### The task
Repeat every record below exactly, omitting any pictures.

### Rows

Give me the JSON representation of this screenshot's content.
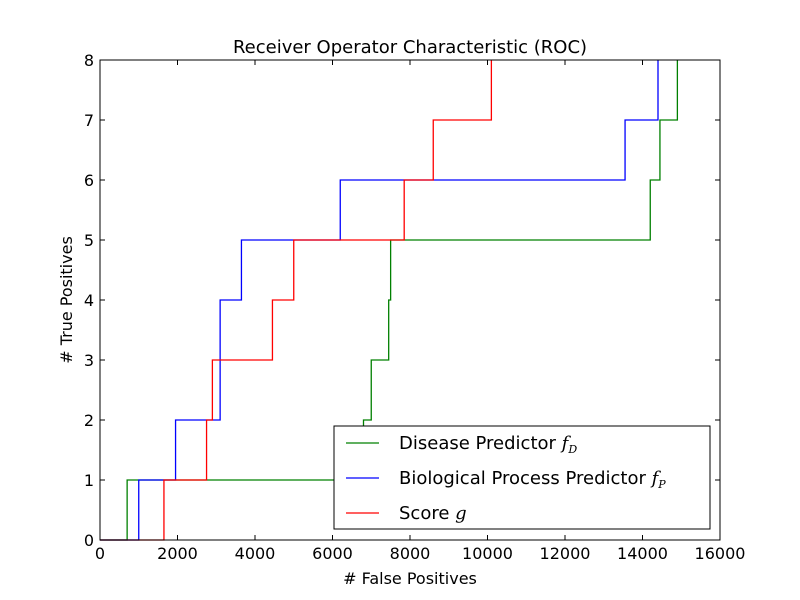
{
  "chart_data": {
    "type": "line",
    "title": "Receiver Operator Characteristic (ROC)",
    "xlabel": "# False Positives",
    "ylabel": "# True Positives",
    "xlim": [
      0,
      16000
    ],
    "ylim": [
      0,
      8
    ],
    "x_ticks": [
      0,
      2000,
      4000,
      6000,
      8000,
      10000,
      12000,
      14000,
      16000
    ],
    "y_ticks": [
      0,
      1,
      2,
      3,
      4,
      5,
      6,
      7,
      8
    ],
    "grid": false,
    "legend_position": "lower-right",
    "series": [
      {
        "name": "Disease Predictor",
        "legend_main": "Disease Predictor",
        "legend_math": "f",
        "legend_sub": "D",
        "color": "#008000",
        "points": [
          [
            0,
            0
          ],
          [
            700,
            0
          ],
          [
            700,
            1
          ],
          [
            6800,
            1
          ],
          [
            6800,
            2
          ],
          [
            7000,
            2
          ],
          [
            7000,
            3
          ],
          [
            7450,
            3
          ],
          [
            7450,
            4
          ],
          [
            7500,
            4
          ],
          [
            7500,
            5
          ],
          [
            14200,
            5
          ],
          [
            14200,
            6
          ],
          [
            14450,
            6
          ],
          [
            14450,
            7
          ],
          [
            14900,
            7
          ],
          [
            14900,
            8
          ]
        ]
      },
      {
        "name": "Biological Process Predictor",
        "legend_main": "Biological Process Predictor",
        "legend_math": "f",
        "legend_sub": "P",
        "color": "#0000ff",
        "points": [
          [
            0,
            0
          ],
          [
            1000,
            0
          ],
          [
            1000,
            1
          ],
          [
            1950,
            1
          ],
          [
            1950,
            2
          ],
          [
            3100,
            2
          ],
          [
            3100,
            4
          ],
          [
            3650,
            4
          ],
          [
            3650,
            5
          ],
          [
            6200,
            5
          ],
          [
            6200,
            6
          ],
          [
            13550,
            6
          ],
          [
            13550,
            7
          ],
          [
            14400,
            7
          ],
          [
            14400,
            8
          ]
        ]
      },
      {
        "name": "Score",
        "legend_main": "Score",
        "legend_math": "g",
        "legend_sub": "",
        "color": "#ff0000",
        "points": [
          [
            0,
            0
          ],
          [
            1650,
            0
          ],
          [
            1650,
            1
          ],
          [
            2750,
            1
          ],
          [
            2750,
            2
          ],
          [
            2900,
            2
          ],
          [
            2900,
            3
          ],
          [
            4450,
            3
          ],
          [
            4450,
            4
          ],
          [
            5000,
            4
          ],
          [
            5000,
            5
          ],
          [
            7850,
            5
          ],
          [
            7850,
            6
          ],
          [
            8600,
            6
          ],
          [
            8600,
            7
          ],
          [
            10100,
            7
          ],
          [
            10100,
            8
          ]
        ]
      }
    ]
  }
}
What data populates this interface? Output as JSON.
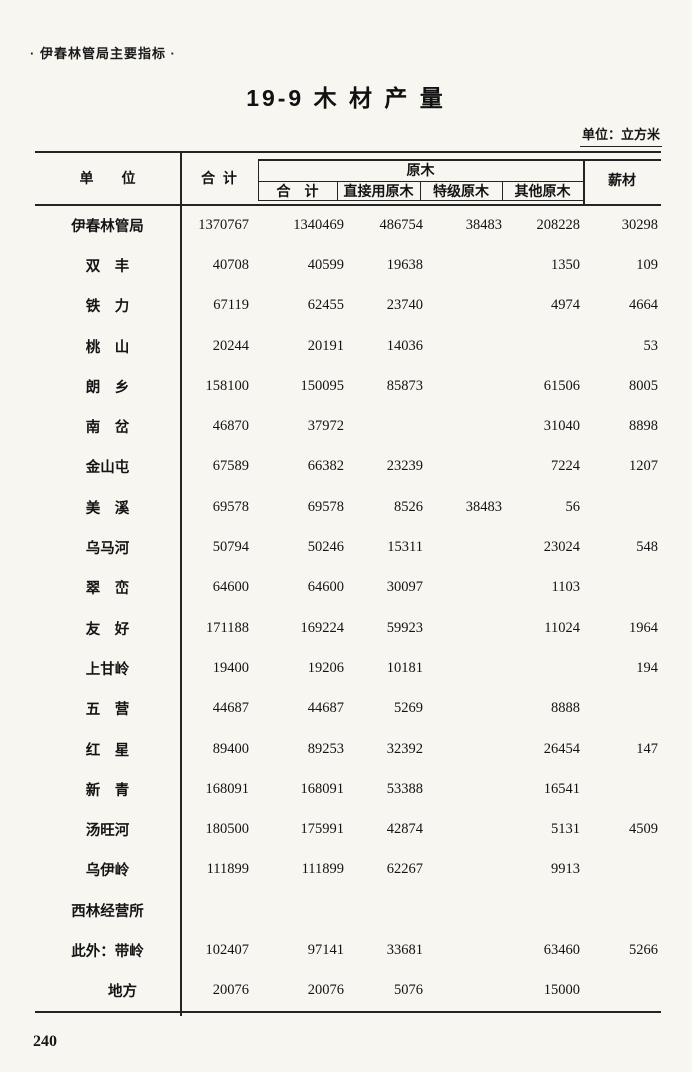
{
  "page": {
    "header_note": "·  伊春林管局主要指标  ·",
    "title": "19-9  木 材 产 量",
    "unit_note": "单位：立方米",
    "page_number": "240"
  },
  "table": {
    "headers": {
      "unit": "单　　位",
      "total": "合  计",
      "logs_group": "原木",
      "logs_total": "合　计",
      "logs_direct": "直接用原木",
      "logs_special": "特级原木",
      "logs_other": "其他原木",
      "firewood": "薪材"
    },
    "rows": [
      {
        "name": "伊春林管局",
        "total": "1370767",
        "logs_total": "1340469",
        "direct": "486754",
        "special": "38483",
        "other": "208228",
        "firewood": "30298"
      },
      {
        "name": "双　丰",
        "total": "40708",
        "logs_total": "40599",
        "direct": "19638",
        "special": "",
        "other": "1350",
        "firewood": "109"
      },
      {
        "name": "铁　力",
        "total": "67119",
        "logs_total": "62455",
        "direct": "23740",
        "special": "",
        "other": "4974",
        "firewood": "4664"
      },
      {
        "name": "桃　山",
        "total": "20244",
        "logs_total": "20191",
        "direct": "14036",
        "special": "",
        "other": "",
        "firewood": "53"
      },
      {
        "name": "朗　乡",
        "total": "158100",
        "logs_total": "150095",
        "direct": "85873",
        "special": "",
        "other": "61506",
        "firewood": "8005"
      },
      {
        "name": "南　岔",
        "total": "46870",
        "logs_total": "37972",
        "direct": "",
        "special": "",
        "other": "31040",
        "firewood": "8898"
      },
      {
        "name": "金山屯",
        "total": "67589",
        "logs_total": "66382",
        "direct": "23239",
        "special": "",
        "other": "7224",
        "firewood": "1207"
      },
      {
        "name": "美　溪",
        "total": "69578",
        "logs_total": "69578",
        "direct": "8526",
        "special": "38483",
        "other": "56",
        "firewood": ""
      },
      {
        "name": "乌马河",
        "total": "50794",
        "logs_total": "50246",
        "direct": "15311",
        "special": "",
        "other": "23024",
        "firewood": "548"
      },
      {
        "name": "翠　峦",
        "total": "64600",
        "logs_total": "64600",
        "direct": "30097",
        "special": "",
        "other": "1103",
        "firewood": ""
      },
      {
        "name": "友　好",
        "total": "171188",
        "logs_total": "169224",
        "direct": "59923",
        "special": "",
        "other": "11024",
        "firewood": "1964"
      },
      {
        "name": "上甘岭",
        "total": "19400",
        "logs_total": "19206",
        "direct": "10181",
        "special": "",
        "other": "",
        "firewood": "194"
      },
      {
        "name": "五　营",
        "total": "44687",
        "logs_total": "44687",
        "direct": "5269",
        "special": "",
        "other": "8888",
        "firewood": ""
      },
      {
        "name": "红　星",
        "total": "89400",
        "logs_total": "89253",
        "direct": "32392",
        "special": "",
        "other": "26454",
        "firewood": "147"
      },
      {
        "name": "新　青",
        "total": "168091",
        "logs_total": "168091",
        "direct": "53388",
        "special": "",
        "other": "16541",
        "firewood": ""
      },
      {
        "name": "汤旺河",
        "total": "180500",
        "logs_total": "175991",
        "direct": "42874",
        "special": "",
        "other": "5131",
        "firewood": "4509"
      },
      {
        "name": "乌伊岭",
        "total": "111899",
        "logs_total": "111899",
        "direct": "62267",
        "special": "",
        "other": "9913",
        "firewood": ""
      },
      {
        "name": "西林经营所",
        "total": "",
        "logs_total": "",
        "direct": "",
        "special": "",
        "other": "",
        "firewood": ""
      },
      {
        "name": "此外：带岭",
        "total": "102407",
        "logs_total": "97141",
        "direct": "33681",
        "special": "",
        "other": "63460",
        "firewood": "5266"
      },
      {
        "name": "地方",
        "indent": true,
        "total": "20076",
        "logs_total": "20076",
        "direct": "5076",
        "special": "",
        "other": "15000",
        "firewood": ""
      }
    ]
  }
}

### Final answer
Give me the JSON representation of this screenshot's content.
{
  "chart_data": {
    "type": "line",
    "title": "Receiver Operator Characteristic (ROC)",
    "xlabel": "# False Positives",
    "ylabel": "# True Positives",
    "xlim": [
      0,
      16000
    ],
    "ylim": [
      0,
      8
    ],
    "x_ticks": [
      0,
      2000,
      4000,
      6000,
      8000,
      10000,
      12000,
      14000,
      16000
    ],
    "y_ticks": [
      0,
      1,
      2,
      3,
      4,
      5,
      6,
      7,
      8
    ],
    "grid": false,
    "legend_position": "lower-right",
    "series": [
      {
        "name": "Disease Predictor",
        "legend_main": "Disease Predictor",
        "legend_math": "f",
        "legend_sub": "D",
        "color": "#008000",
        "points": [
          [
            0,
            0
          ],
          [
            700,
            0
          ],
          [
            700,
            1
          ],
          [
            6800,
            1
          ],
          [
            6800,
            2
          ],
          [
            7000,
            2
          ],
          [
            7000,
            3
          ],
          [
            7450,
            3
          ],
          [
            7450,
            4
          ],
          [
            7500,
            4
          ],
          [
            7500,
            5
          ],
          [
            14200,
            5
          ],
          [
            14200,
            6
          ],
          [
            14450,
            6
          ],
          [
            14450,
            7
          ],
          [
            14900,
            7
          ],
          [
            14900,
            8
          ]
        ]
      },
      {
        "name": "Biological Process Predictor",
        "legend_main": "Biological Process Predictor",
        "legend_math": "f",
        "legend_sub": "P",
        "color": "#0000ff",
        "points": [
          [
            0,
            0
          ],
          [
            1000,
            0
          ],
          [
            1000,
            1
          ],
          [
            1950,
            1
          ],
          [
            1950,
            2
          ],
          [
            3100,
            2
          ],
          [
            3100,
            4
          ],
          [
            3650,
            4
          ],
          [
            3650,
            5
          ],
          [
            6200,
            5
          ],
          [
            6200,
            6
          ],
          [
            13550,
            6
          ],
          [
            13550,
            7
          ],
          [
            14400,
            7
          ],
          [
            14400,
            8
          ]
        ]
      },
      {
        "name": "Score",
        "legend_main": "Score",
        "legend_math": "g",
        "legend_sub": "",
        "color": "#ff0000",
        "points": [
          [
            0,
            0
          ],
          [
            1650,
            0
          ],
          [
            1650,
            1
          ],
          [
            2750,
            1
          ],
          [
            2750,
            2
          ],
          [
            2900,
            2
          ],
          [
            2900,
            3
          ],
          [
            4450,
            3
          ],
          [
            4450,
            4
          ],
          [
            5000,
            4
          ],
          [
            5000,
            5
          ],
          [
            7850,
            5
          ],
          [
            7850,
            6
          ],
          [
            8600,
            6
          ],
          [
            8600,
            7
          ],
          [
            10100,
            7
          ],
          [
            10100,
            8
          ]
        ]
      }
    ]
  }
}
What data populates this interface? Output as JSON.
{
  "page": {
    "header_note": "·  伊春林管局主要指标  ·",
    "title": "19-9  木 材 产 量",
    "unit_note": "单位：立方米",
    "page_number": "240"
  },
  "table": {
    "headers": {
      "unit": "单　　位",
      "total": "合  计",
      "logs_group": "原木",
      "logs_total": "合　计",
      "logs_direct": "直接用原木",
      "logs_special": "特级原木",
      "logs_other": "其他原木",
      "firewood": "薪材"
    },
    "rows": [
      {
        "name": "伊春林管局",
        "total": "1370767",
        "logs_total": "1340469",
        "direct": "486754",
        "special": "38483",
        "other": "208228",
        "firewood": "30298"
      },
      {
        "name": "双　丰",
        "total": "40708",
        "logs_total": "40599",
        "direct": "19638",
        "special": "",
        "other": "1350",
        "firewood": "109"
      },
      {
        "name": "铁　力",
        "total": "67119",
        "logs_total": "62455",
        "direct": "23740",
        "special": "",
        "other": "4974",
        "firewood": "4664"
      },
      {
        "name": "桃　山",
        "total": "20244",
        "logs_total": "20191",
        "direct": "14036",
        "special": "",
        "other": "",
        "firewood": "53"
      },
      {
        "name": "朗　乡",
        "total": "158100",
        "logs_total": "150095",
        "direct": "85873",
        "special": "",
        "other": "61506",
        "firewood": "8005"
      },
      {
        "name": "南　岔",
        "total": "46870",
        "logs_total": "37972",
        "direct": "",
        "special": "",
        "other": "31040",
        "firewood": "8898"
      },
      {
        "name": "金山屯",
        "total": "67589",
        "logs_total": "66382",
        "direct": "23239",
        "special": "",
        "other": "7224",
        "firewood": "1207"
      },
      {
        "name": "美　溪",
        "total": "69578",
        "logs_total": "69578",
        "direct": "8526",
        "special": "38483",
        "other": "56",
        "firewood": ""
      },
      {
        "name": "乌马河",
        "total": "50794",
        "logs_total": "50246",
        "direct": "15311",
        "special": "",
        "other": "23024",
        "firewood": "548"
      },
      {
        "name": "翠　峦",
        "total": "64600",
        "logs_total": "64600",
        "direct": "30097",
        "special": "",
        "other": "1103",
        "firewood": ""
      },
      {
        "name": "友　好",
        "total": "171188",
        "logs_total": "169224",
        "direct": "59923",
        "special": "",
        "other": "11024",
        "firewood": "1964"
      },
      {
        "name": "上甘岭",
        "total": "19400",
        "logs_total": "19206",
        "direct": "10181",
        "special": "",
        "other": "",
        "firewood": "194"
      },
      {
        "name": "五　营",
        "total": "44687",
        "logs_total": "44687",
        "direct": "5269",
        "special": "",
        "other": "8888",
        "firewood": ""
      },
      {
        "name": "红　星",
        "total": "89400",
        "logs_total": "89253",
        "direct": "32392",
        "special": "",
        "other": "26454",
        "firewood": "147"
      },
      {
        "name": "新　青",
        "total": "168091",
        "logs_total": "168091",
        "direct": "53388",
        "special": "",
        "other": "16541",
        "firewood": ""
      },
      {
        "name": "汤旺河",
        "total": "180500",
        "logs_total": "175991",
        "direct": "42874",
        "special": "",
        "other": "5131",
        "firewood": "4509"
      },
      {
        "name": "乌伊岭",
        "total": "111899",
        "logs_total": "111899",
        "direct": "62267",
        "special": "",
        "other": "9913",
        "firewood": ""
      },
      {
        "name": "西林经营所",
        "total": "",
        "logs_total": "",
        "direct": "",
        "special": "",
        "other": "",
        "firewood": ""
      },
      {
        "name": "此外：带岭",
        "total": "102407",
        "logs_total": "97141",
        "direct": "33681",
        "special": "",
        "other": "63460",
        "firewood": "5266"
      },
      {
        "name": "地方",
        "indent": true,
        "total": "20076",
        "logs_total": "20076",
        "direct": "5076",
        "special": "",
        "other": "15000",
        "firewood": ""
      }
    ]
  }
}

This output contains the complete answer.